**AIM**. Scan the material below for the string "text", and copy every line where it shows up.

* begin DATASET CONTENT *

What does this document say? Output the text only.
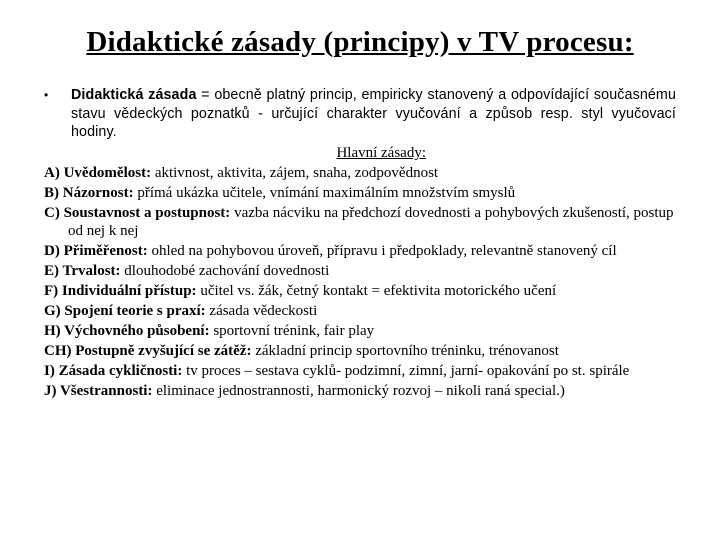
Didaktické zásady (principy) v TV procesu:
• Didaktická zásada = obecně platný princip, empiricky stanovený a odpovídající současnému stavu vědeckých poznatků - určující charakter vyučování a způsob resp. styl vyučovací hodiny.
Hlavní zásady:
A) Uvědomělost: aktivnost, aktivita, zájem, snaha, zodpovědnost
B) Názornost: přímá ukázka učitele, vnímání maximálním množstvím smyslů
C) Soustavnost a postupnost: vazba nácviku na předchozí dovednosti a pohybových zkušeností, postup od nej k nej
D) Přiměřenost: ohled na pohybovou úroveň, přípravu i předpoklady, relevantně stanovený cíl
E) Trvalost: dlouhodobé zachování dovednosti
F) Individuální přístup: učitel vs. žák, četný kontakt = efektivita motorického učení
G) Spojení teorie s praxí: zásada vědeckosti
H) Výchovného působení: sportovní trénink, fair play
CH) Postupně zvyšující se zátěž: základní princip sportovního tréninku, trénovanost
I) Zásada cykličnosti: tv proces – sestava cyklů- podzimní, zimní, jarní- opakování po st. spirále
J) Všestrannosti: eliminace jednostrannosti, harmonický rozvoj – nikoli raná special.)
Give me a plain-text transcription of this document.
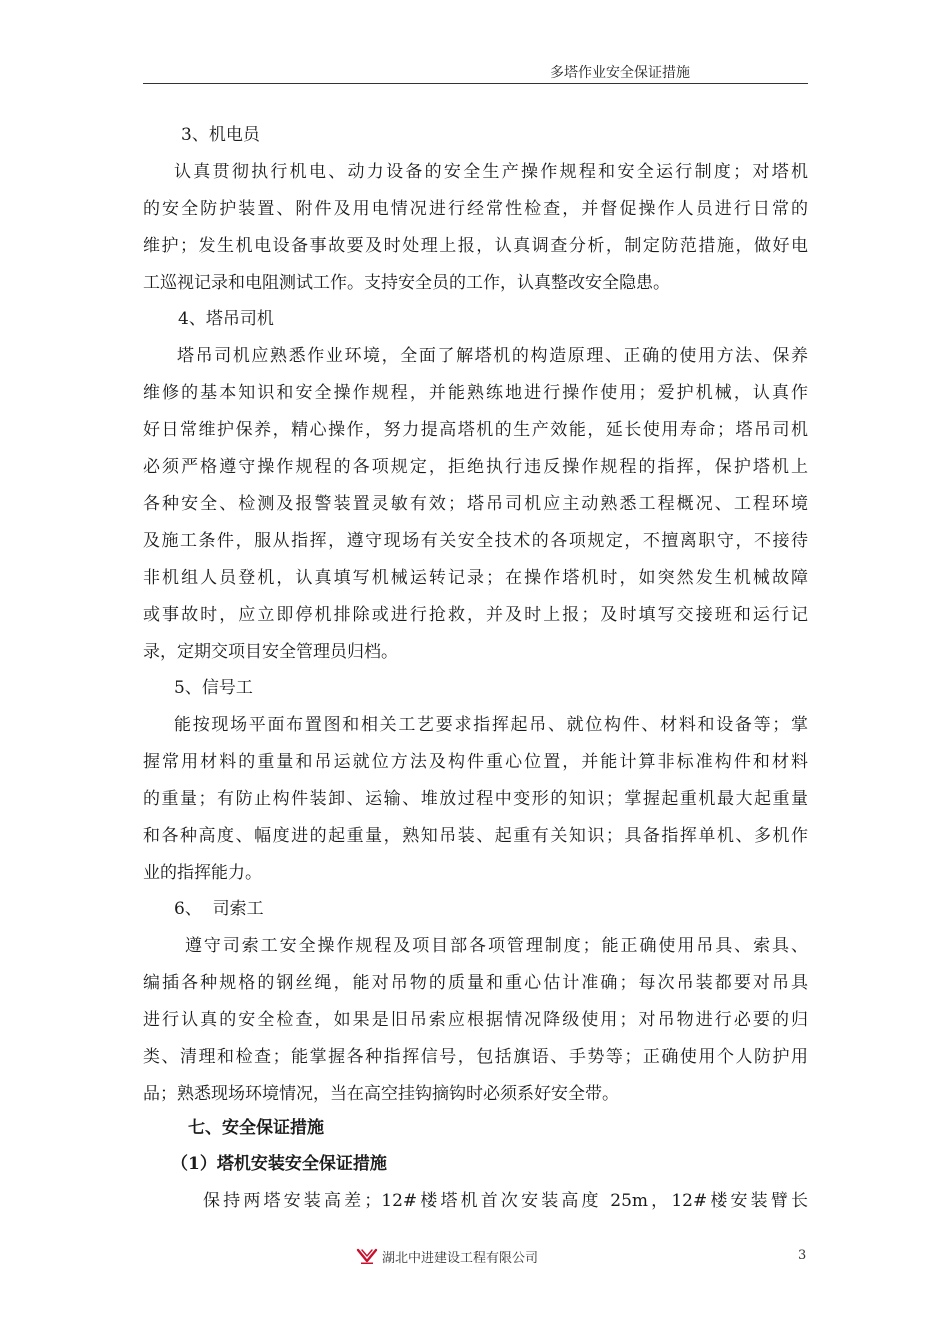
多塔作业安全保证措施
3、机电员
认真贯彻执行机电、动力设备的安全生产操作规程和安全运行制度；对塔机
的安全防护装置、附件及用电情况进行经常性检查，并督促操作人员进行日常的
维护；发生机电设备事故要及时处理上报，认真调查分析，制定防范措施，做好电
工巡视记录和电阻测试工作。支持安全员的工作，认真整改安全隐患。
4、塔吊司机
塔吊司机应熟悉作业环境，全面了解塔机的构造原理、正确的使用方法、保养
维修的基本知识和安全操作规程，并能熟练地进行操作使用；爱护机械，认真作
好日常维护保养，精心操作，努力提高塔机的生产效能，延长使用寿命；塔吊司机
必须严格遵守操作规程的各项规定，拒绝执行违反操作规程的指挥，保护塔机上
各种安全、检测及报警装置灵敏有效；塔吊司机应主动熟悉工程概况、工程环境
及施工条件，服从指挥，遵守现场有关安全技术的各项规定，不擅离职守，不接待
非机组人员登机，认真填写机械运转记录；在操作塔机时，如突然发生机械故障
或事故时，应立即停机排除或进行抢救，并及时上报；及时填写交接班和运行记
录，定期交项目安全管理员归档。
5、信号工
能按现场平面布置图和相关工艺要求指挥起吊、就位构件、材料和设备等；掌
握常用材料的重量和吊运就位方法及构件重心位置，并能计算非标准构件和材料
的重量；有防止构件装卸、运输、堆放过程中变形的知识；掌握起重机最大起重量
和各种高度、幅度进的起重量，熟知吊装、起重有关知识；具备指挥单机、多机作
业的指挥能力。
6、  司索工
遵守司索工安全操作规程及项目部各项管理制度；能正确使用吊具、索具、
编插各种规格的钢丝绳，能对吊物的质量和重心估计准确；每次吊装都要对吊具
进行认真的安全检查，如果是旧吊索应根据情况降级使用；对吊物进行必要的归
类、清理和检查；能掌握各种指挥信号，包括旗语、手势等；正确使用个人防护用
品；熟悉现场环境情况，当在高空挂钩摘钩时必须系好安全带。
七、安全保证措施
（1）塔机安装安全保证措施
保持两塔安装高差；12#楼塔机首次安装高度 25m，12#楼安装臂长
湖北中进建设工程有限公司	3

* end DATASET CONTENT *
* begin DATASET CONTENT *

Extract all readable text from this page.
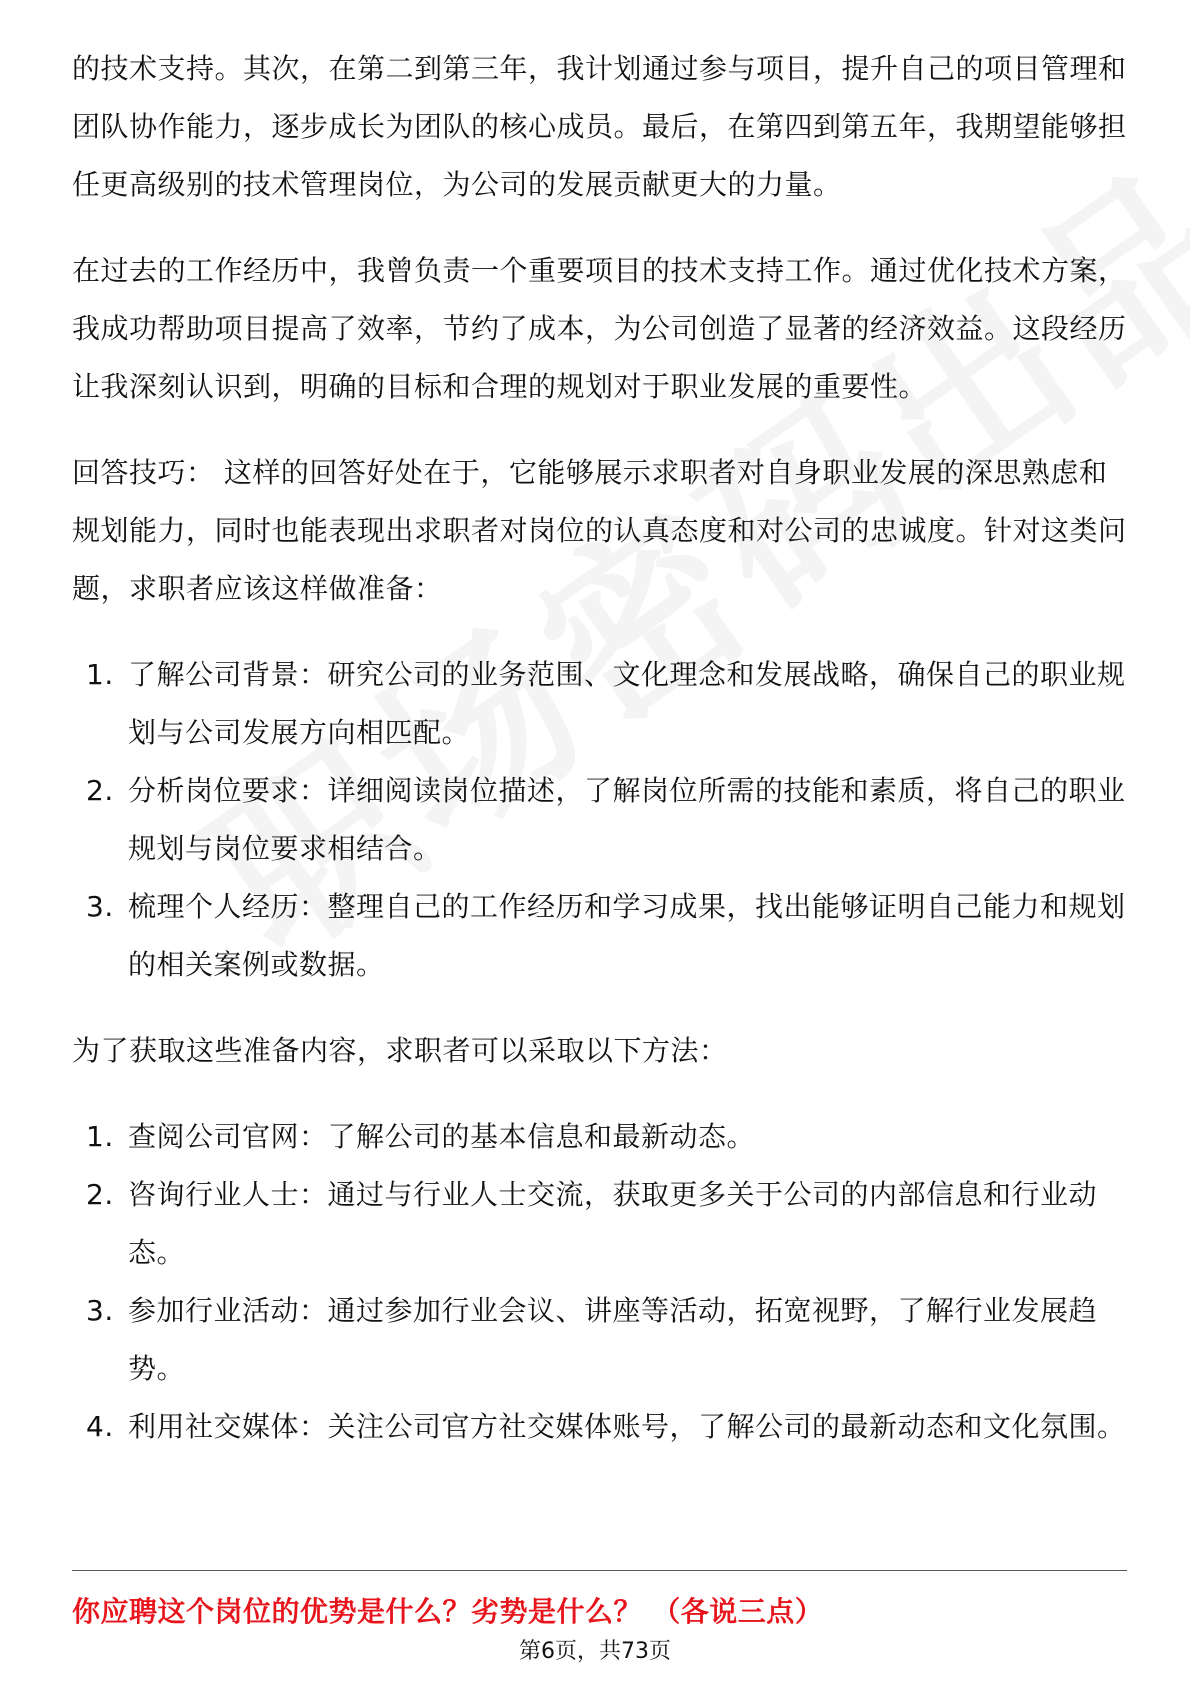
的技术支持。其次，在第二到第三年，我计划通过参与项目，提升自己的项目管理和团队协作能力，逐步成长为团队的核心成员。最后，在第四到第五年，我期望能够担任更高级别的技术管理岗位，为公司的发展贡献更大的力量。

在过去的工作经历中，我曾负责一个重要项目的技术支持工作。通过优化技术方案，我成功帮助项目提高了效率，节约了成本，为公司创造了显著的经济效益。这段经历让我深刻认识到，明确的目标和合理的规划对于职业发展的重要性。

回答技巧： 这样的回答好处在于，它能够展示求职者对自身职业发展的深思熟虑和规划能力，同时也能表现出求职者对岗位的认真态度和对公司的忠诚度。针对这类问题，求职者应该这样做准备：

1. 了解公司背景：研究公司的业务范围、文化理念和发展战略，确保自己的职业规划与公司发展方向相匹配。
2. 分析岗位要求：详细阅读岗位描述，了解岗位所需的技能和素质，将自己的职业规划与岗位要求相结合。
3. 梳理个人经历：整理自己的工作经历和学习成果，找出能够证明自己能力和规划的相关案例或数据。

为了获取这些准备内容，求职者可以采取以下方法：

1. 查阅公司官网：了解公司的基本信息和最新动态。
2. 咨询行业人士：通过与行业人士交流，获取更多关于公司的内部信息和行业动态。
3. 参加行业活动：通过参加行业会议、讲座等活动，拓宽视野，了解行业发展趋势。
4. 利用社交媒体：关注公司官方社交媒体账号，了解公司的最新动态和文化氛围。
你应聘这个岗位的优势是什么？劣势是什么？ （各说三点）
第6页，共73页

* end DATASET CONTENT *

**TASK OUTPUT**.
What does this document say? Output the text only.
Give me a plain-text transcription of this document.
Extract all readable text from this page.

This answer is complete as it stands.